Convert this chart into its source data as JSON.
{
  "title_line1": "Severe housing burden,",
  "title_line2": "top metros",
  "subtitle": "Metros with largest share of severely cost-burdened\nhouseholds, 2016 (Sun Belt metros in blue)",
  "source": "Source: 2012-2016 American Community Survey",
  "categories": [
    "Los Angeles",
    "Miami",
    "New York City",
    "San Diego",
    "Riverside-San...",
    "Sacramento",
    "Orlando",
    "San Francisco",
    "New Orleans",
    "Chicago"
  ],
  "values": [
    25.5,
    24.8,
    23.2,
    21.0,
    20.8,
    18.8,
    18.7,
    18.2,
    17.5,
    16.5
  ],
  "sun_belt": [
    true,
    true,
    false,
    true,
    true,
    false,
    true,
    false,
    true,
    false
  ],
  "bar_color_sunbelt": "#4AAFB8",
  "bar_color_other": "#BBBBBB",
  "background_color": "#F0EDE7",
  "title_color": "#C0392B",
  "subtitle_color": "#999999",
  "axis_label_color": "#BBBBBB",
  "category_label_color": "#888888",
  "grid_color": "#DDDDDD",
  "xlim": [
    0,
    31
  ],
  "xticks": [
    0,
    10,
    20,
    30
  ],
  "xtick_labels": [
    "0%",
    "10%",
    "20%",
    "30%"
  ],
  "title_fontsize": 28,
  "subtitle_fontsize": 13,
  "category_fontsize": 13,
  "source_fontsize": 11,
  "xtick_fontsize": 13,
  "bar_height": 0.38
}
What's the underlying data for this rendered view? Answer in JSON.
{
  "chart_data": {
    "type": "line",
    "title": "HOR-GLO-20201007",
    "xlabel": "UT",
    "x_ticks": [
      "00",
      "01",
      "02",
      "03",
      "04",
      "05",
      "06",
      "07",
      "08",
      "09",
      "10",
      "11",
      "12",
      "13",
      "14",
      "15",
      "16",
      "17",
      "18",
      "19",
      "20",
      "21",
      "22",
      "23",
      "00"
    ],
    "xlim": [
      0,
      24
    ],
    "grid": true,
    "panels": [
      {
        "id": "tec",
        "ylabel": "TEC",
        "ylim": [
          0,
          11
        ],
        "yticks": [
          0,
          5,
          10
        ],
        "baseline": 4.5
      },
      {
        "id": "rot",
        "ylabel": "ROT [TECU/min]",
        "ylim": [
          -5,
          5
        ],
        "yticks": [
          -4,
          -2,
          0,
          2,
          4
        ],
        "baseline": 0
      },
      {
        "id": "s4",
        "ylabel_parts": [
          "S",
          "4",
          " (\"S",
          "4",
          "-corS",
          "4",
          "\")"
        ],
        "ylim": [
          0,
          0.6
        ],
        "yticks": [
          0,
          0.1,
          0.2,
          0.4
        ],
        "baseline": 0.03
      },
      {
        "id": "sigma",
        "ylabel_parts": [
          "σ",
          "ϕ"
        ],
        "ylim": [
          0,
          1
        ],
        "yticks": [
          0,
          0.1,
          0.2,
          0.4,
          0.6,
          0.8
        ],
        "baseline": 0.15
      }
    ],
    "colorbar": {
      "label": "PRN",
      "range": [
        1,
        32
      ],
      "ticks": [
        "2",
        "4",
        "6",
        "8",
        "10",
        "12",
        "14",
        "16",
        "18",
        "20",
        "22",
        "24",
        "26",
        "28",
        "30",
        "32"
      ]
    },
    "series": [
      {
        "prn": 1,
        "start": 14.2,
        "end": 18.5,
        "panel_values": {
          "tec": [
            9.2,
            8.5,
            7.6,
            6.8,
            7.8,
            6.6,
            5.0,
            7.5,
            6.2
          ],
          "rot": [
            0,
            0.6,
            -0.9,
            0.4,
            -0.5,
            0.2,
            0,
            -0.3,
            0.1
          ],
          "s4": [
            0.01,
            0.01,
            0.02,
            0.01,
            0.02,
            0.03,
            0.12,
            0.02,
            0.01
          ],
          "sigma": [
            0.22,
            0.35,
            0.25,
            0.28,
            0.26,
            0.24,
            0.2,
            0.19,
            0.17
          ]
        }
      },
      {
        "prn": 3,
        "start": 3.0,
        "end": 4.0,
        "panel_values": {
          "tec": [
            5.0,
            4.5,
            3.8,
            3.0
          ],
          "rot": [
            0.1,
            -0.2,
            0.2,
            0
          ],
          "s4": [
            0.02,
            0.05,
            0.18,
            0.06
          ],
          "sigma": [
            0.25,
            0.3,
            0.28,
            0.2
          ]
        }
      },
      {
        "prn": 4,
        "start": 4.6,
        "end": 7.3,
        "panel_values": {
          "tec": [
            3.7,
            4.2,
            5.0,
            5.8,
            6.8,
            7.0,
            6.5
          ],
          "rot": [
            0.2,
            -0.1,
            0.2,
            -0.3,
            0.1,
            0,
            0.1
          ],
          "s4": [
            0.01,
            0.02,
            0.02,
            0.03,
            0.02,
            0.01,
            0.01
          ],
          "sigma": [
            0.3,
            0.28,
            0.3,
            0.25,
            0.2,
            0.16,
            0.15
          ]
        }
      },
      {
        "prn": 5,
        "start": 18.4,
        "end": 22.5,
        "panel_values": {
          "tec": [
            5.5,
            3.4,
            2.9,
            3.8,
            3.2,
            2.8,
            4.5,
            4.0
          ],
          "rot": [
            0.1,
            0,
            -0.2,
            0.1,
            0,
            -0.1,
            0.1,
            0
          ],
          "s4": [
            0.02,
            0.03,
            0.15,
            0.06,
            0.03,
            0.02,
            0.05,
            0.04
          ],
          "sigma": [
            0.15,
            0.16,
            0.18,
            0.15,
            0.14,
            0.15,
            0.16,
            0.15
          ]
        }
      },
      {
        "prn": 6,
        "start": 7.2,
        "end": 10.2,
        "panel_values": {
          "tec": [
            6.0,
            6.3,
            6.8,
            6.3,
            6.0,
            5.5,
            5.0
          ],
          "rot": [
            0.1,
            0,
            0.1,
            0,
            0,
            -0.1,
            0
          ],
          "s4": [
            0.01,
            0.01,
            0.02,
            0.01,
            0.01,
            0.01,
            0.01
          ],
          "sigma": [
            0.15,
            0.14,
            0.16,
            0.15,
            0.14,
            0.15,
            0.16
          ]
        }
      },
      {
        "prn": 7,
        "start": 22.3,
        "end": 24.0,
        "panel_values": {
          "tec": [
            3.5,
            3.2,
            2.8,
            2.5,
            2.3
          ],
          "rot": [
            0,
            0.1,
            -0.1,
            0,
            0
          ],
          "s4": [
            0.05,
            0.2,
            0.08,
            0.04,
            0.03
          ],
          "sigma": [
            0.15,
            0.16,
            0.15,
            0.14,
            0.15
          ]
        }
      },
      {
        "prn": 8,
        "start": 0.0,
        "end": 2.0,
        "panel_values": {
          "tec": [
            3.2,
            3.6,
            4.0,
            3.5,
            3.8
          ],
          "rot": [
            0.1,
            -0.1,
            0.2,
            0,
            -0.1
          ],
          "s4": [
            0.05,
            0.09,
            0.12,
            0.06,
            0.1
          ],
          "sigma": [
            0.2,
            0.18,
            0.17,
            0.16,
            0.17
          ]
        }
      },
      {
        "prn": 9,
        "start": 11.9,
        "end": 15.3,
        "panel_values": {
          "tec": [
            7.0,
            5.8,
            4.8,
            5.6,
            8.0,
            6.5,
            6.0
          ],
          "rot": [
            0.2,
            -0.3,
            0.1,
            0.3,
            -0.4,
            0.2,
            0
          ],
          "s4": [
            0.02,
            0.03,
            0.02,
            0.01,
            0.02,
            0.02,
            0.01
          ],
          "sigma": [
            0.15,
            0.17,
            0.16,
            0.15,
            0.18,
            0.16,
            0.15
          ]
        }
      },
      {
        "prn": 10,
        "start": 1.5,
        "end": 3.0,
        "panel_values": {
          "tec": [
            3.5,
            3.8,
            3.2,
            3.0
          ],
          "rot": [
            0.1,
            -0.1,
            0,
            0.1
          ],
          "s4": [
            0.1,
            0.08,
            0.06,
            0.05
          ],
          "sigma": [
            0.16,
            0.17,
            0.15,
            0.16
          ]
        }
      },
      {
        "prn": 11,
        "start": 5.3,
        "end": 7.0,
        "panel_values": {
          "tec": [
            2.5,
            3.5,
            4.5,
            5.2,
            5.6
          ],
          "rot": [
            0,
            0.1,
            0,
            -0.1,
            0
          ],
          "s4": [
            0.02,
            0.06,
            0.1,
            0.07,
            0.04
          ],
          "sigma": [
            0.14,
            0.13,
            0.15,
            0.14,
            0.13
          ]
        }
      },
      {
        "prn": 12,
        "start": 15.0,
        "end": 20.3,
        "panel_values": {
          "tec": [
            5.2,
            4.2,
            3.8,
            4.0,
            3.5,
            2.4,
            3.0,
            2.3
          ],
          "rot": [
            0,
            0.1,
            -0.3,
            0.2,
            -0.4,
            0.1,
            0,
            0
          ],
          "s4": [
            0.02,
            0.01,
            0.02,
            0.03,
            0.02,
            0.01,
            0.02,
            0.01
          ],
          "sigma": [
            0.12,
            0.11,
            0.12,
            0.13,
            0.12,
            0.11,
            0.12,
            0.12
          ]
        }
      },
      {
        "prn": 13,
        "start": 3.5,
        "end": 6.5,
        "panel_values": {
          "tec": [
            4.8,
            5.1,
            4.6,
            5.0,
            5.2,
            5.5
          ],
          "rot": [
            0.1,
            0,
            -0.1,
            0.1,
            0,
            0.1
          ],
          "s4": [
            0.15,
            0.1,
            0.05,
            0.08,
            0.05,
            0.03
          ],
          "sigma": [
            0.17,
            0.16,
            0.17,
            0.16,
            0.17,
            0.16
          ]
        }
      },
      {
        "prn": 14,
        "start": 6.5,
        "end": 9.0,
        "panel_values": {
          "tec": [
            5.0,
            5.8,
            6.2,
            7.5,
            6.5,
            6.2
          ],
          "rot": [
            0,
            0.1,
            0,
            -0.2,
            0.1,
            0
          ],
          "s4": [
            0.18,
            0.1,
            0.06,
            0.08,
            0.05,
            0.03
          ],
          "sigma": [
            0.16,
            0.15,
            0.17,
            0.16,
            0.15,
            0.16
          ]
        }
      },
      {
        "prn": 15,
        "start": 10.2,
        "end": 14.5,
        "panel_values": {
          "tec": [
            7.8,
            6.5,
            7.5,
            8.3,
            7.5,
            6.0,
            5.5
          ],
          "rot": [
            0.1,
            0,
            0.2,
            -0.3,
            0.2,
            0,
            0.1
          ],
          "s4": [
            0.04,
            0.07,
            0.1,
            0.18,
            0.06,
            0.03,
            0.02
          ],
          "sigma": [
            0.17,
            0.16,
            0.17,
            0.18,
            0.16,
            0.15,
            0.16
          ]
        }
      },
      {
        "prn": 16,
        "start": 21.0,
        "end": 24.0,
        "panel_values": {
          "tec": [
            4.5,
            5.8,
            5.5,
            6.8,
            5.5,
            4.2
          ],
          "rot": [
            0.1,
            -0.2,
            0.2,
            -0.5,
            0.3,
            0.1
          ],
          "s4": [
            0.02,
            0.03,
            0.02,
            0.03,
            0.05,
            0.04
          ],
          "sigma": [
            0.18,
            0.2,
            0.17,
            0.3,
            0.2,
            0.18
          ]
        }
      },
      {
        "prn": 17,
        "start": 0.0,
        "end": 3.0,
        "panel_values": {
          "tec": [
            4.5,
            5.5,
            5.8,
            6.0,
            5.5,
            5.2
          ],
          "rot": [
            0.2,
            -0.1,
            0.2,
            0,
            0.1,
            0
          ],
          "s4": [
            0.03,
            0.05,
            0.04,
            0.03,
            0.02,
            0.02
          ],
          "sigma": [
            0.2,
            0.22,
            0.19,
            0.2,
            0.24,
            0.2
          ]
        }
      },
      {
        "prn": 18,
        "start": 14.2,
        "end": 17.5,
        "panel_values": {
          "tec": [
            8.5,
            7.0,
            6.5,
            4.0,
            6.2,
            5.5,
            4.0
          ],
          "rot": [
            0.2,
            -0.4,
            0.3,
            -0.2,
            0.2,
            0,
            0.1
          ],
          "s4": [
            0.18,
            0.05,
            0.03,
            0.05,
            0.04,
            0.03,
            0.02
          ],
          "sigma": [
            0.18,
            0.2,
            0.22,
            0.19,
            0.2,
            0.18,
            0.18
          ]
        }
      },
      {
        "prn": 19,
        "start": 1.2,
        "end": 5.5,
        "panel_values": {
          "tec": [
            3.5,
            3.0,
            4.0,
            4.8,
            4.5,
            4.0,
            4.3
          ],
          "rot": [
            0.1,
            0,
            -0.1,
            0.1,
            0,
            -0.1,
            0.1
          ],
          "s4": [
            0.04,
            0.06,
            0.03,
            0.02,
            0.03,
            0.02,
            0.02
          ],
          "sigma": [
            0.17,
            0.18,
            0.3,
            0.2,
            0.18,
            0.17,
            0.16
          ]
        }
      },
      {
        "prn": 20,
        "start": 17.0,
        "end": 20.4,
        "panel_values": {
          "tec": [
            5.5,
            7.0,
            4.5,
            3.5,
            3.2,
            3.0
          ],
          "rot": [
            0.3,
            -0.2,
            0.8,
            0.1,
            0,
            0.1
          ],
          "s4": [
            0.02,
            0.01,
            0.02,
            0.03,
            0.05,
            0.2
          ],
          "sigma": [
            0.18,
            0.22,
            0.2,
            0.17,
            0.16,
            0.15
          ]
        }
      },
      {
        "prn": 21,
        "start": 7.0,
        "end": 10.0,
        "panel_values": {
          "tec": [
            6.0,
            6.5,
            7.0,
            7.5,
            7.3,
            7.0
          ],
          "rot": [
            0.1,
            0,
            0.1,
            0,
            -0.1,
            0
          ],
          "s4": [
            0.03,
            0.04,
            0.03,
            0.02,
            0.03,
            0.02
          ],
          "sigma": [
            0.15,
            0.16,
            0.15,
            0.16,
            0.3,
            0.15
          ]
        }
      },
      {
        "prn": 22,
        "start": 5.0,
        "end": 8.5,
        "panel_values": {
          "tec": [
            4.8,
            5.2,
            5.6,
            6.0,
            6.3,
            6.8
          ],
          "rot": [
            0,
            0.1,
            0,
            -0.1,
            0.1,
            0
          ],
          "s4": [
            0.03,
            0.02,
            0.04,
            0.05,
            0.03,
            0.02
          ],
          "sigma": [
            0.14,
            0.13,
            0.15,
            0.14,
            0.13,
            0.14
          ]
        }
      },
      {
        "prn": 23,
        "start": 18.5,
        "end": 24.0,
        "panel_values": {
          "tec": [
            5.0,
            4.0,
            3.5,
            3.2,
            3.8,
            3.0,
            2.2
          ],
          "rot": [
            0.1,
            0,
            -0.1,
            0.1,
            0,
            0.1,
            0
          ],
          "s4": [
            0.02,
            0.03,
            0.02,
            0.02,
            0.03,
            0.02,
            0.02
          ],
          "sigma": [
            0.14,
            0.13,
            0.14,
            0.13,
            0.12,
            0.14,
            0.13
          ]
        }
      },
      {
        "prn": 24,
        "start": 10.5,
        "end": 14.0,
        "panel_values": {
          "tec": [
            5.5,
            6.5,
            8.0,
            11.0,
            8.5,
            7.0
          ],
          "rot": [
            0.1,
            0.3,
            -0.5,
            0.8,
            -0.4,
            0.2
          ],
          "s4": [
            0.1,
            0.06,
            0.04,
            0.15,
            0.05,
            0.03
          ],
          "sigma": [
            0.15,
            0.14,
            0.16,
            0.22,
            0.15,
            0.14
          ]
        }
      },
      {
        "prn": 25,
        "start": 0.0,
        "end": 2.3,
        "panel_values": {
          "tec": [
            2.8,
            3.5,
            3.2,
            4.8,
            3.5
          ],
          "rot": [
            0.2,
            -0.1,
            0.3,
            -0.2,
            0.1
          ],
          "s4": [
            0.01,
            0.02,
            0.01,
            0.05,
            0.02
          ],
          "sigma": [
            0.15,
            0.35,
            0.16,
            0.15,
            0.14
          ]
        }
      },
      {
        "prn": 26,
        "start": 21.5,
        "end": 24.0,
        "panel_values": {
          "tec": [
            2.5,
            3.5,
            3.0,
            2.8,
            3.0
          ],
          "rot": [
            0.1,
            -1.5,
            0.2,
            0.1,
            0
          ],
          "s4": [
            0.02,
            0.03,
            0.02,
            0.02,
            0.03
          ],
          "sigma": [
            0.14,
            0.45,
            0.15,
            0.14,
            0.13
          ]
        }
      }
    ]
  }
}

════════════════

Written task | Your answer should be a single number: how many lines of the material contain the word "JSON".

Task solution | 2